--- Description of the task ---
State the number of lines in the material below that have "desde" in them, without any other text.

--- Records ---
━━━━━━━━━━━━━━━━━━━━━━━━━━━━━━

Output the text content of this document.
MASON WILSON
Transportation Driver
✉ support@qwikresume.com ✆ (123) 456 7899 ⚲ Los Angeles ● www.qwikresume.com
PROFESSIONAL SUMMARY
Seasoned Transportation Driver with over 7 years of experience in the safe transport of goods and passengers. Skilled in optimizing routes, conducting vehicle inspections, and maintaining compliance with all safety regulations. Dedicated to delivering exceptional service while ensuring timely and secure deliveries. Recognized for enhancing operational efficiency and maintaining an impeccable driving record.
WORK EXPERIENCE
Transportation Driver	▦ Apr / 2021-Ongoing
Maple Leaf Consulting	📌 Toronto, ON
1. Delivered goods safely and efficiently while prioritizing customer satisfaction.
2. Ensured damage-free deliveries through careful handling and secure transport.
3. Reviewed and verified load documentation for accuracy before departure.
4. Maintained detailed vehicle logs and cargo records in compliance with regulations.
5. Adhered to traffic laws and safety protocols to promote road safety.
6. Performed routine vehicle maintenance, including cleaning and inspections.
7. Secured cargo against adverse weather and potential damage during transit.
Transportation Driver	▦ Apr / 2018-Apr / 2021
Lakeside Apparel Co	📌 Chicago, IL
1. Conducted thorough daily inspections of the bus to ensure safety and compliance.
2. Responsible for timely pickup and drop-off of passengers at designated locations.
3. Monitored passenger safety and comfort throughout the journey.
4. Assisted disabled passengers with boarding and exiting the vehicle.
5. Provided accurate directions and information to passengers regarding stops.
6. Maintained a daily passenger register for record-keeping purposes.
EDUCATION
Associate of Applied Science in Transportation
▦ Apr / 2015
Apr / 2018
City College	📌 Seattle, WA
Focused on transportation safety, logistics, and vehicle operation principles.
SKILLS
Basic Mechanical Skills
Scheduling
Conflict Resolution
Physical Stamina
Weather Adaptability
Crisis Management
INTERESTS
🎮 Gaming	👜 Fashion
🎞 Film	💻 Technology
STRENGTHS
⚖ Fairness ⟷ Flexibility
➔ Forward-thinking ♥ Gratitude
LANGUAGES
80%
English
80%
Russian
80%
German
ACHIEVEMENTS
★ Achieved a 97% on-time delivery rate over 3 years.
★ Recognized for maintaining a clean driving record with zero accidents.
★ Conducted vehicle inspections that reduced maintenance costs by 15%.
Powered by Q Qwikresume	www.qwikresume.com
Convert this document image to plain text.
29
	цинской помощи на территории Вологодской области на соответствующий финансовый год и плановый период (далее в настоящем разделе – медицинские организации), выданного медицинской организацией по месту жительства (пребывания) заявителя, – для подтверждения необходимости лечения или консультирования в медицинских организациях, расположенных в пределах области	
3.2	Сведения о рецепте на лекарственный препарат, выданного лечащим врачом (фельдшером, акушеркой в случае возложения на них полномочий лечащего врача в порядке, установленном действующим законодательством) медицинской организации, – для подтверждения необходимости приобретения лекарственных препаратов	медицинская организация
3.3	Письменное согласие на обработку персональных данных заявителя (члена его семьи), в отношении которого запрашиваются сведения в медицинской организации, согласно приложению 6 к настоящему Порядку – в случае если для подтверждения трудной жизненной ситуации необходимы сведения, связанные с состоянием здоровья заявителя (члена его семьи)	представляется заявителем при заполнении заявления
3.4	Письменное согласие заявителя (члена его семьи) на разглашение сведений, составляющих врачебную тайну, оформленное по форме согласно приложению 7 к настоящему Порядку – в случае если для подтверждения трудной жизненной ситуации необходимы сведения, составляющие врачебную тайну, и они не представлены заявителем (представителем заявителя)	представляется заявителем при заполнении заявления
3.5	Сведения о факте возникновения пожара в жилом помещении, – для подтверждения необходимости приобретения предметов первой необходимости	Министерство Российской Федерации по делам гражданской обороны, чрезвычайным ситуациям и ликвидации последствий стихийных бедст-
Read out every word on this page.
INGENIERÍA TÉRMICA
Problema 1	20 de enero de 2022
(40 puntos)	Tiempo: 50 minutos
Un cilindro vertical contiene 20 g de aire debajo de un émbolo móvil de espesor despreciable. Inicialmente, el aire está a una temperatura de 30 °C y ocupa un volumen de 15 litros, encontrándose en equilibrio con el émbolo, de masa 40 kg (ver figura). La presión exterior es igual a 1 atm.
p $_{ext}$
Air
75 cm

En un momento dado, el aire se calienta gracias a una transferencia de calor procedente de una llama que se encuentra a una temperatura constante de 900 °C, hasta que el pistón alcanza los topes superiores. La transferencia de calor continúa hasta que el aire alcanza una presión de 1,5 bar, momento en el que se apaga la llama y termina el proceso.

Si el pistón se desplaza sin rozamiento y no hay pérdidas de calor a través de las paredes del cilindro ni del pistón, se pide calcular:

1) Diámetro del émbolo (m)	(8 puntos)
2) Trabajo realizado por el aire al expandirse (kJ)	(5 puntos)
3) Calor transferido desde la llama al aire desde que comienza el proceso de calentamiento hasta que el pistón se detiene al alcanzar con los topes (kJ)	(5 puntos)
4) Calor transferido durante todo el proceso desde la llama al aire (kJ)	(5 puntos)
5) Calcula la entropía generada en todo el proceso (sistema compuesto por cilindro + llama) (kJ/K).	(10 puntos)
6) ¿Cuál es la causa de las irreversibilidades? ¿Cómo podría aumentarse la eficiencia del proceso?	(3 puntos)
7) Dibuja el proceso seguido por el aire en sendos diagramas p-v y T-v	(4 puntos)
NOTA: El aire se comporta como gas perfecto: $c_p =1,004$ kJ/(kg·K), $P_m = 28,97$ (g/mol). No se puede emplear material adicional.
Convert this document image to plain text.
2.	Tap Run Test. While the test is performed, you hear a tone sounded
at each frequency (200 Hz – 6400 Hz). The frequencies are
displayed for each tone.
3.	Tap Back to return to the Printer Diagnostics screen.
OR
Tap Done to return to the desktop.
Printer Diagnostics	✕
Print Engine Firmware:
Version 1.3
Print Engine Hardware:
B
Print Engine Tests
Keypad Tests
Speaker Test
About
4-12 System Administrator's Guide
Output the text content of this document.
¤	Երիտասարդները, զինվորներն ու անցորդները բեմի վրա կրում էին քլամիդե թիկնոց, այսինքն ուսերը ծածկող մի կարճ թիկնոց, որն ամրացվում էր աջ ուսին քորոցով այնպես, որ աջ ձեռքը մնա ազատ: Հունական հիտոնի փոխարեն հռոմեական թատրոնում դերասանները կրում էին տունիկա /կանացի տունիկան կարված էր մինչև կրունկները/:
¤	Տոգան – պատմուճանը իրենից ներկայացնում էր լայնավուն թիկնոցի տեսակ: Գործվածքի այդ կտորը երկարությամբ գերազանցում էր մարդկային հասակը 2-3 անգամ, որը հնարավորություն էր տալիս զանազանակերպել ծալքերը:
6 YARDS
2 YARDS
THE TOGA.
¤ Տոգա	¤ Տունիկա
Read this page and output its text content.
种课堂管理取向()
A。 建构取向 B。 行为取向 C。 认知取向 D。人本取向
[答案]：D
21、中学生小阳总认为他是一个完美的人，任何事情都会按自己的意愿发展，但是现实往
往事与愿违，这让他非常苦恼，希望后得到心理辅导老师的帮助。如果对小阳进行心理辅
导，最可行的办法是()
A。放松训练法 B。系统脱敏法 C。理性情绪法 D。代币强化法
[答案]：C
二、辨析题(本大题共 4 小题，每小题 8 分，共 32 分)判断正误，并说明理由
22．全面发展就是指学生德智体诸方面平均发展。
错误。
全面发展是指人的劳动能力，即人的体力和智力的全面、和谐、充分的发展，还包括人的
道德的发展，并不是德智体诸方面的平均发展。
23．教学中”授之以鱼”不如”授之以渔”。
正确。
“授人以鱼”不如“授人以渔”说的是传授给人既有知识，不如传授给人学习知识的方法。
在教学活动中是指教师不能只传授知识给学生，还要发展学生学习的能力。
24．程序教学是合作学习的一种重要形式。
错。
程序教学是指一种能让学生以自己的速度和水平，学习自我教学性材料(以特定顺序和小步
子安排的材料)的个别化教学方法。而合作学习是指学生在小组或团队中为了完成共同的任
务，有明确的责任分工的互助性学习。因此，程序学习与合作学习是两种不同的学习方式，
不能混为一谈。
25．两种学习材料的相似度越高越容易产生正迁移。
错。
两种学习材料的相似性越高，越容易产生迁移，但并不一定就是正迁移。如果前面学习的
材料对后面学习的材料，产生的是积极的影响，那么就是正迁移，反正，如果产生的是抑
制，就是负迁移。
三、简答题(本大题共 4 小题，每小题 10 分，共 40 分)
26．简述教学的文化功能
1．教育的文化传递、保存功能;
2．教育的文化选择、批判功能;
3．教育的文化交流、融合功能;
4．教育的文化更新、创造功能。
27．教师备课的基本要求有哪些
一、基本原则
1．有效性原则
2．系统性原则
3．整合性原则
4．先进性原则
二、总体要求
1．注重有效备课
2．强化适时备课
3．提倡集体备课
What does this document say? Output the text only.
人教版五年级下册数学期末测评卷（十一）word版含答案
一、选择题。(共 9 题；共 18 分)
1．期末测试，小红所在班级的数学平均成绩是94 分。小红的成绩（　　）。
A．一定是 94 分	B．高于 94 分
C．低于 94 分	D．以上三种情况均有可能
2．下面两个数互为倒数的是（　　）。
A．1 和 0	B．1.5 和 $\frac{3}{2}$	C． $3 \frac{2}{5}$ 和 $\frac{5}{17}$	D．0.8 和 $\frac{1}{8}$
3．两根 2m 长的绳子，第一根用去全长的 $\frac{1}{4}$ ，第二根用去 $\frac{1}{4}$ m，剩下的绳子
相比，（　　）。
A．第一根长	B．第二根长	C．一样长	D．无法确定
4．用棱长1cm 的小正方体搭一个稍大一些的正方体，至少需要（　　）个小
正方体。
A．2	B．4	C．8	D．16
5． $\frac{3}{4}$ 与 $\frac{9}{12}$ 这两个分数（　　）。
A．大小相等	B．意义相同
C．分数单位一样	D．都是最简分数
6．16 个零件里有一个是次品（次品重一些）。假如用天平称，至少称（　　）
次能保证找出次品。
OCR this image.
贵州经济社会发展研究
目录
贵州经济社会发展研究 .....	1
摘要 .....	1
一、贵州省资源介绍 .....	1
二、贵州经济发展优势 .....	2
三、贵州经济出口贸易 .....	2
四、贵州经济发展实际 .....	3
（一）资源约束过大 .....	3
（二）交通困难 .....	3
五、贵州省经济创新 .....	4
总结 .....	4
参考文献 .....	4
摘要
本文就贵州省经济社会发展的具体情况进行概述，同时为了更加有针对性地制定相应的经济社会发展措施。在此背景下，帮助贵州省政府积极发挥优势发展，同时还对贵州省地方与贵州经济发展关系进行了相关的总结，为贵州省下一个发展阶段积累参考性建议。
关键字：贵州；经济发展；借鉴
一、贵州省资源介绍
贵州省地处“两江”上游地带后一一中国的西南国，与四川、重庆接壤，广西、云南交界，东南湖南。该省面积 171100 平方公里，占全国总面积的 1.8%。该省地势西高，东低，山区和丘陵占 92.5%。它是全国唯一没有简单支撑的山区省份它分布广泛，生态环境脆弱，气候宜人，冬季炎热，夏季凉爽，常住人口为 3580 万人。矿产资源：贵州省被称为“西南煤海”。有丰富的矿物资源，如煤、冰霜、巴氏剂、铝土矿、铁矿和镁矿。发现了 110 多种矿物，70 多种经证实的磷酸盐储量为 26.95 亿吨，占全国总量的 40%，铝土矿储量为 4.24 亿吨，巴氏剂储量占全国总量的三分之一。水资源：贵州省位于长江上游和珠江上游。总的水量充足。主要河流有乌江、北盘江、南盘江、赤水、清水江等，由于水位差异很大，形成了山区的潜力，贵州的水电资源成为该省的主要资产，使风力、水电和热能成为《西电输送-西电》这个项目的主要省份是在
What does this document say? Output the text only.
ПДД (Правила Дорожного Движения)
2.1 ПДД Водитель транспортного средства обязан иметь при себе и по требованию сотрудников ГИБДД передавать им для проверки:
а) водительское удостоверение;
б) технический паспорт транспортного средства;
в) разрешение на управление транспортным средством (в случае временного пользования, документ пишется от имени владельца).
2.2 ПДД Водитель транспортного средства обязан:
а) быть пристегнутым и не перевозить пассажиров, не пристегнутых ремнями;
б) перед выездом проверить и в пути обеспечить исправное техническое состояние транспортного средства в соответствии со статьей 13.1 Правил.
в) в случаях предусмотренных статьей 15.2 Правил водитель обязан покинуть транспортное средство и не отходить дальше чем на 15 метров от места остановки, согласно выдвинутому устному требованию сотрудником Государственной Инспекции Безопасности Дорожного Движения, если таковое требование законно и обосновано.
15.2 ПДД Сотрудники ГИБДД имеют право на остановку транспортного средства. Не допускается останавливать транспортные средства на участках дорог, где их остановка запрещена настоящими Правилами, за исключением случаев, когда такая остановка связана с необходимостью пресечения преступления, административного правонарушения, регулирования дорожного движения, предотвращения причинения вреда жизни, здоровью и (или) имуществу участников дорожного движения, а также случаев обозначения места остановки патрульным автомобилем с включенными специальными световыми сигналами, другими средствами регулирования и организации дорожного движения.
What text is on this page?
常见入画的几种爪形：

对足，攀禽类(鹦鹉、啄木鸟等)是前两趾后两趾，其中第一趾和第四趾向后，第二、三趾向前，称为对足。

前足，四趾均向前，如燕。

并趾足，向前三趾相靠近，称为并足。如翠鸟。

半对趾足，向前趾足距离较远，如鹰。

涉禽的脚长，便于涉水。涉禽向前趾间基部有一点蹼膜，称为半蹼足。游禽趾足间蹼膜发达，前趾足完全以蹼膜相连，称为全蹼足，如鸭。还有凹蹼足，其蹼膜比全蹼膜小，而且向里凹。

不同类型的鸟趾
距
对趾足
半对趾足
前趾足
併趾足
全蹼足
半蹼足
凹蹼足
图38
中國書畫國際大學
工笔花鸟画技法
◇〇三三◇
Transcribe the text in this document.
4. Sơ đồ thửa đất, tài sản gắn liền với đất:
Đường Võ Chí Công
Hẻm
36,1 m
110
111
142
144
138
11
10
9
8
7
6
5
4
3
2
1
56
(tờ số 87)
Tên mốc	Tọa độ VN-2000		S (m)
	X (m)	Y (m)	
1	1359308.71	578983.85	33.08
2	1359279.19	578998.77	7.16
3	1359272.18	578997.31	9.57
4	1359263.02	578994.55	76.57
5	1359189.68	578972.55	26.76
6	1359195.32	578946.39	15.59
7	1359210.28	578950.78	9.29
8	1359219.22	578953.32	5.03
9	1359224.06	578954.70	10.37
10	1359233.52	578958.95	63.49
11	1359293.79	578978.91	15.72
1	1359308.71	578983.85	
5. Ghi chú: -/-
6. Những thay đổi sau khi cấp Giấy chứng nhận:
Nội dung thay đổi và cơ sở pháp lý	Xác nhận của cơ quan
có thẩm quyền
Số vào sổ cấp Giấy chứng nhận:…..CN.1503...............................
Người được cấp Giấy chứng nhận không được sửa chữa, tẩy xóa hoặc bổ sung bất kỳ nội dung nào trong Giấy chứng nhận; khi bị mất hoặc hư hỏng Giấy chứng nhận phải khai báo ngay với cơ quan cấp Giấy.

━━━━━━━━━━━━━━━━━━━━━━━━━━━━━━

--- Answer ---
2